Every line of the records that holds the word "this" should be copied.

_Data under study_.
.....

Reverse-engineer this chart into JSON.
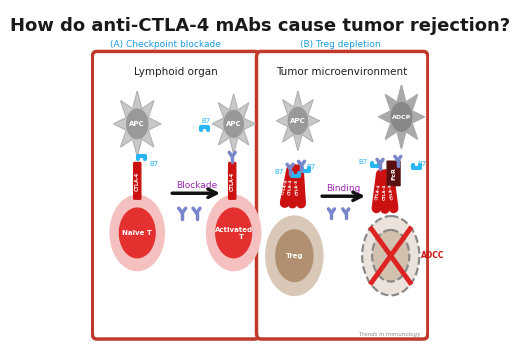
{
  "title": "How do anti-CTLA-4 mAbs cause tumor rejection?",
  "title_color": "#1a1a1a",
  "title_fontsize": 13,
  "subtitle_A": "(A) Checkpoint blockade",
  "subtitle_B": "(B) Treg depletion",
  "subtitle_color": "#1a9cd8",
  "label_A": "Lymphoid organ",
  "label_B": "Tumor microenvironment",
  "label_color": "#222222",
  "box_color": "#c0392b",
  "cell_outer_color": "#f5c0c0",
  "cell_inner_color": "#e53030",
  "apc_body_color": "#c8c8c8",
  "apc_center_color": "#999999",
  "blue_color": "#29b6f6",
  "ctla4_color": "#cc1111",
  "antibody_color": "#7986cb",
  "arrow_color": "#111111",
  "blockade_color": "#9c27b0",
  "binding_color": "#9c27b0",
  "treg_outer_color": "#d9c8b8",
  "treg_inner_color": "#b09070",
  "fcr_color": "#5a1010",
  "adcc_color": "#cc1111",
  "x_color": "#dd2222",
  "background": "#ffffff",
  "watermark": "Trends in Immunology"
}
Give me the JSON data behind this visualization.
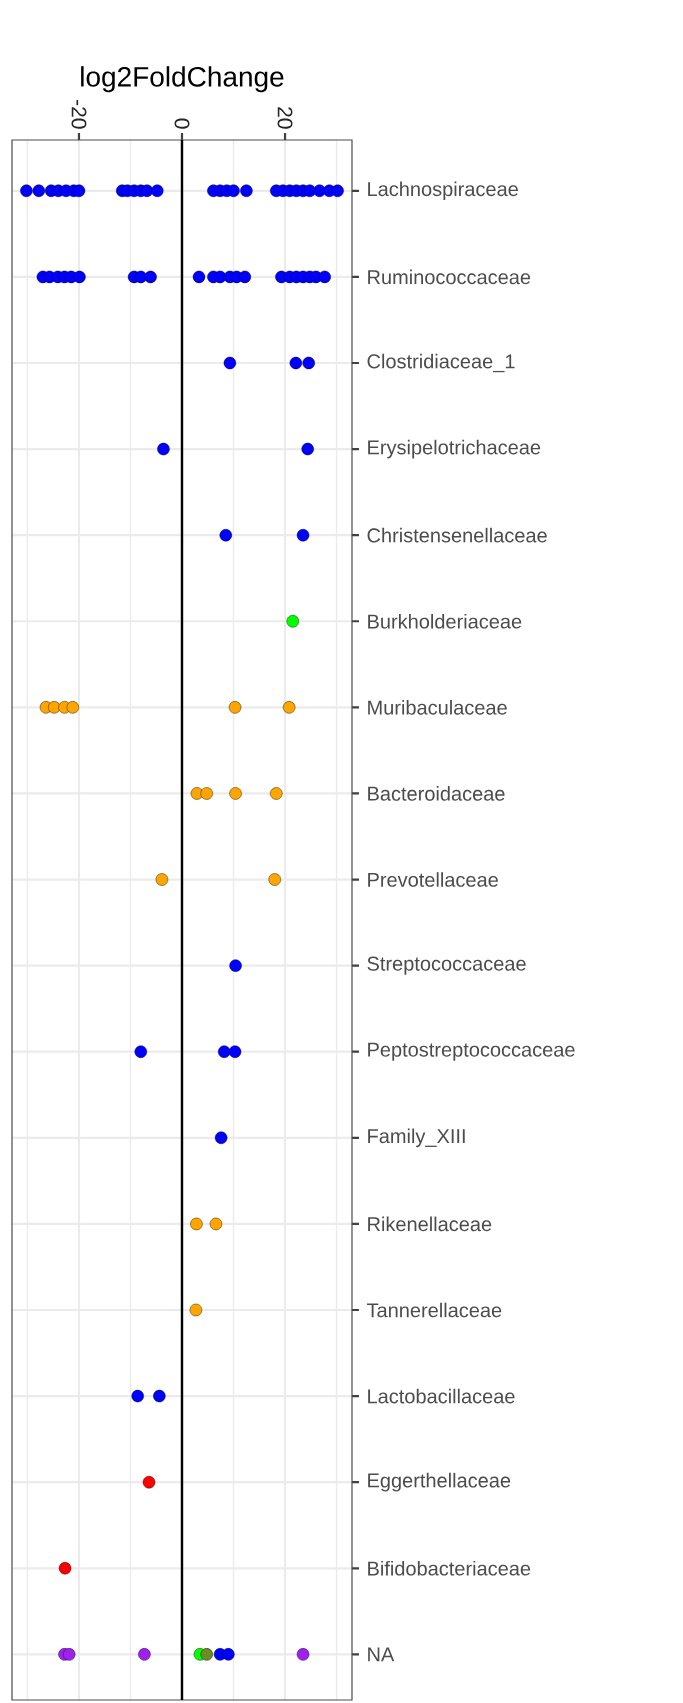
{
  "chart_data": {
    "type": "scatter",
    "orientation": "horizontal",
    "xlabel": "log2FoldChange",
    "categories": [
      "Lachnospiraceae",
      "Ruminococcaceae",
      "Clostridiaceae_1",
      "Erysipelotrichaceae",
      "Christensenellaceae",
      "Burkholderiaceae",
      "Muribaculaceae",
      "Bacteroidaceae",
      "Prevotellaceae",
      "Streptococcaceae",
      "Peptostreptococcaceae",
      "Family_XIII",
      "Rikenellaceae",
      "Tannerellaceae",
      "Lactobacillaceae",
      "Eggerthellaceae",
      "Bifidobacteriaceae",
      "NA"
    ],
    "xlim": [
      -33,
      33
    ],
    "xticks": [
      {
        "value": -30,
        "label": null
      },
      -20,
      {
        "value": -10,
        "label": null
      },
      0,
      {
        "value": 10,
        "label": null
      },
      20,
      {
        "value": 30,
        "label": null
      }
    ],
    "grid": true,
    "ref_lines": [
      {
        "axis": "x",
        "value": 0,
        "color": "#000000"
      }
    ],
    "series": [
      {
        "color": "#0000ff",
        "values": [
          -30.2,
          -27,
          9.3,
          -3.6,
          8.5,
          null,
          null,
          null,
          null,
          10.4,
          -8,
          7.6,
          null,
          null,
          -8.6,
          null,
          null,
          7.4
        ]
      },
      {
        "color": "#0000ff",
        "values": [
          -27.8,
          -25.7,
          22.1,
          24.4,
          23.5,
          null,
          null,
          null,
          null,
          null,
          8.2,
          null,
          null,
          null,
          -4.4,
          null,
          null,
          9
        ]
      },
      {
        "color": "#0000ff",
        "values": [
          -25.4,
          -24.1,
          24.6,
          null,
          null,
          null,
          null,
          null,
          null,
          null,
          10.3,
          null,
          null,
          null,
          null,
          null,
          null,
          null
        ]
      },
      {
        "color": "#0000ff",
        "values": [
          -24,
          -22.8,
          null,
          null,
          null,
          null,
          null,
          null,
          null,
          null,
          null,
          null,
          null,
          null,
          null,
          null,
          null,
          null
        ]
      },
      {
        "color": "#0000ff",
        "values": [
          -22.5,
          -21.5,
          null,
          null,
          null,
          null,
          null,
          null,
          null,
          null,
          null,
          null,
          null,
          null,
          null,
          null,
          null,
          null
        ]
      },
      {
        "color": "#0000ff",
        "values": [
          -21,
          -19.9,
          null,
          null,
          null,
          null,
          null,
          null,
          null,
          null,
          null,
          null,
          null,
          null,
          null,
          null,
          null,
          null
        ]
      },
      {
        "color": "#0000ff",
        "values": [
          -20,
          -9.3,
          null,
          null,
          null,
          null,
          null,
          null,
          null,
          null,
          null,
          null,
          null,
          null,
          null,
          null,
          null,
          null
        ]
      },
      {
        "color": "#0000ff",
        "values": [
          -11.6,
          -8,
          null,
          null,
          null,
          null,
          null,
          null,
          null,
          null,
          null,
          null,
          null,
          null,
          null,
          null,
          null,
          null
        ]
      },
      {
        "color": "#0000ff",
        "values": [
          -10.6,
          -6.1,
          null,
          null,
          null,
          null,
          null,
          null,
          null,
          null,
          null,
          null,
          null,
          null,
          null,
          null,
          null,
          null
        ]
      },
      {
        "color": "#0000ff",
        "values": [
          -9.3,
          3.3,
          null,
          null,
          null,
          null,
          null,
          null,
          null,
          null,
          null,
          null,
          null,
          null,
          null,
          null,
          null,
          null
        ]
      },
      {
        "color": "#0000ff",
        "values": [
          -8,
          6.1,
          null,
          null,
          null,
          null,
          null,
          null,
          null,
          null,
          null,
          null,
          null,
          null,
          null,
          null,
          null,
          null
        ]
      },
      {
        "color": "#0000ff",
        "values": [
          -6.8,
          7.4,
          null,
          null,
          null,
          null,
          null,
          null,
          null,
          null,
          null,
          null,
          null,
          null,
          null,
          null,
          null,
          null
        ]
      },
      {
        "color": "#0000ff",
        "values": [
          null,
          9.3,
          null,
          null,
          null,
          null,
          null,
          null,
          null,
          null,
          null,
          null,
          null,
          null,
          null,
          null,
          null,
          null
        ]
      },
      {
        "color": "#0000ff",
        "values": [
          -4.8,
          10.6,
          null,
          null,
          null,
          null,
          null,
          null,
          null,
          null,
          null,
          null,
          null,
          null,
          null,
          null,
          null,
          null
        ]
      },
      {
        "color": "#0000ff",
        "values": [
          6.1,
          12.2,
          null,
          null,
          null,
          null,
          null,
          null,
          null,
          null,
          null,
          null,
          null,
          null,
          null,
          null,
          null,
          null
        ]
      },
      {
        "color": "#0000ff",
        "values": [
          7.4,
          19.3,
          null,
          null,
          null,
          null,
          null,
          null,
          null,
          null,
          null,
          null,
          null,
          null,
          null,
          null,
          null,
          null
        ]
      },
      {
        "color": "#0000ff",
        "values": [
          8.7,
          20.9,
          null,
          null,
          null,
          null,
          null,
          null,
          null,
          null,
          null,
          null,
          null,
          null,
          null,
          null,
          null,
          null
        ]
      },
      {
        "color": "#0000ff",
        "values": [
          10,
          22.2,
          null,
          null,
          null,
          null,
          null,
          null,
          null,
          null,
          null,
          null,
          null,
          null,
          null,
          null,
          null,
          null
        ]
      },
      {
        "color": "#0000ff",
        "values": [
          12.5,
          23.5,
          null,
          null,
          null,
          null,
          null,
          null,
          null,
          null,
          null,
          null,
          null,
          null,
          null,
          null,
          null,
          null
        ]
      },
      {
        "color": "#0000ff",
        "values": [
          18.3,
          24.8,
          null,
          null,
          null,
          null,
          null,
          null,
          null,
          null,
          null,
          null,
          null,
          null,
          null,
          null,
          null,
          null
        ]
      },
      {
        "color": "#0000ff",
        "values": [
          19.6,
          26,
          null,
          null,
          null,
          null,
          null,
          null,
          null,
          null,
          null,
          null,
          null,
          null,
          null,
          null,
          null,
          null
        ]
      },
      {
        "color": "#0000ff",
        "values": [
          20.9,
          27.7,
          null,
          null,
          null,
          null,
          null,
          null,
          null,
          null,
          null,
          null,
          null,
          null,
          null,
          null,
          null,
          null
        ]
      },
      {
        "color": "#0000ff",
        "values": [
          22.2,
          null,
          null,
          null,
          null,
          null,
          null,
          null,
          null,
          null,
          null,
          null,
          null,
          null,
          null,
          null,
          null,
          null
        ]
      },
      {
        "color": "#0000ff",
        "values": [
          23.5,
          null,
          null,
          null,
          null,
          null,
          null,
          null,
          null,
          null,
          null,
          null,
          null,
          null,
          null,
          null,
          null,
          null
        ]
      },
      {
        "color": "#0000ff",
        "values": [
          24.8,
          null,
          null,
          null,
          null,
          null,
          null,
          null,
          null,
          null,
          null,
          null,
          null,
          null,
          null,
          null,
          null,
          null
        ]
      },
      {
        "color": "#0000ff",
        "values": [
          26.7,
          null,
          null,
          null,
          null,
          null,
          null,
          null,
          null,
          null,
          null,
          null,
          null,
          null,
          null,
          null,
          null,
          null
        ]
      },
      {
        "color": "#0000ff",
        "values": [
          28.6,
          null,
          null,
          null,
          null,
          null,
          null,
          null,
          null,
          null,
          null,
          null,
          null,
          null,
          null,
          null,
          null,
          null
        ]
      },
      {
        "color": "#0000ff",
        "values": [
          30.2,
          null,
          null,
          null,
          null,
          null,
          null,
          null,
          null,
          null,
          null,
          null,
          null,
          null,
          null,
          null,
          null,
          null
        ]
      },
      {
        "color": "#ffa500",
        "values": [
          null,
          null,
          null,
          null,
          null,
          null,
          -26.4,
          2.9,
          -3.9,
          null,
          null,
          null,
          2.8,
          2.7,
          null,
          null,
          null,
          null
        ]
      },
      {
        "color": "#ffa500",
        "values": [
          null,
          null,
          null,
          null,
          null,
          null,
          -24.8,
          null,
          18,
          null,
          null,
          null,
          6.6,
          null,
          null,
          null,
          null,
          null
        ]
      },
      {
        "color": "#ffa500",
        "values": [
          null,
          null,
          null,
          null,
          null,
          null,
          -22.8,
          4.8,
          null,
          null,
          null,
          null,
          null,
          null,
          null,
          null,
          null,
          null
        ]
      },
      {
        "color": "#ffa500",
        "values": [
          null,
          null,
          null,
          null,
          null,
          null,
          -21.2,
          10.4,
          null,
          null,
          null,
          null,
          null,
          null,
          null,
          null,
          null,
          null
        ]
      },
      {
        "color": "#ffa500",
        "values": [
          null,
          null,
          null,
          null,
          null,
          null,
          10.3,
          18.3,
          null,
          null,
          null,
          null,
          null,
          null,
          null,
          null,
          null,
          null
        ]
      },
      {
        "color": "#ffa500",
        "values": [
          null,
          null,
          null,
          null,
          null,
          null,
          20.8,
          null,
          null,
          null,
          null,
          null,
          null,
          null,
          null,
          null,
          null,
          null
        ]
      },
      {
        "color": "#00ff00",
        "values": [
          null,
          null,
          null,
          null,
          null,
          21.5,
          null,
          null,
          null,
          null,
          null,
          null,
          null,
          null,
          null,
          null,
          null,
          3.5
        ]
      },
      {
        "color": "#ff0000",
        "values": [
          null,
          null,
          null,
          null,
          null,
          null,
          null,
          null,
          null,
          null,
          null,
          null,
          null,
          null,
          null,
          -6.4,
          -22.7,
          null
        ]
      },
      {
        "color": "#a020f0",
        "values": [
          null,
          null,
          null,
          null,
          null,
          null,
          null,
          null,
          null,
          null,
          null,
          null,
          null,
          null,
          null,
          null,
          null,
          -22.8
        ]
      },
      {
        "color": "#a020f0",
        "values": [
          null,
          null,
          null,
          null,
          null,
          null,
          null,
          null,
          null,
          null,
          null,
          null,
          null,
          null,
          null,
          null,
          null,
          -21.9
        ]
      },
      {
        "color": "#a020f0",
        "values": [
          null,
          null,
          null,
          null,
          null,
          null,
          null,
          null,
          null,
          null,
          null,
          null,
          null,
          null,
          null,
          null,
          null,
          -7.3
        ]
      },
      {
        "color": "#a020f0",
        "values": [
          null,
          null,
          null,
          null,
          null,
          null,
          null,
          null,
          null,
          null,
          null,
          null,
          null,
          null,
          null,
          null,
          null,
          23.5
        ]
      },
      {
        "color": "#6b8e23",
        "values": [
          null,
          null,
          null,
          null,
          null,
          null,
          null,
          null,
          null,
          null,
          null,
          null,
          null,
          null,
          null,
          null,
          null,
          4.8
        ]
      }
    ]
  }
}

.....

_Answer section_.
Reverse-engineer this chart into JSON.
Give me the JSON data behind this visualization.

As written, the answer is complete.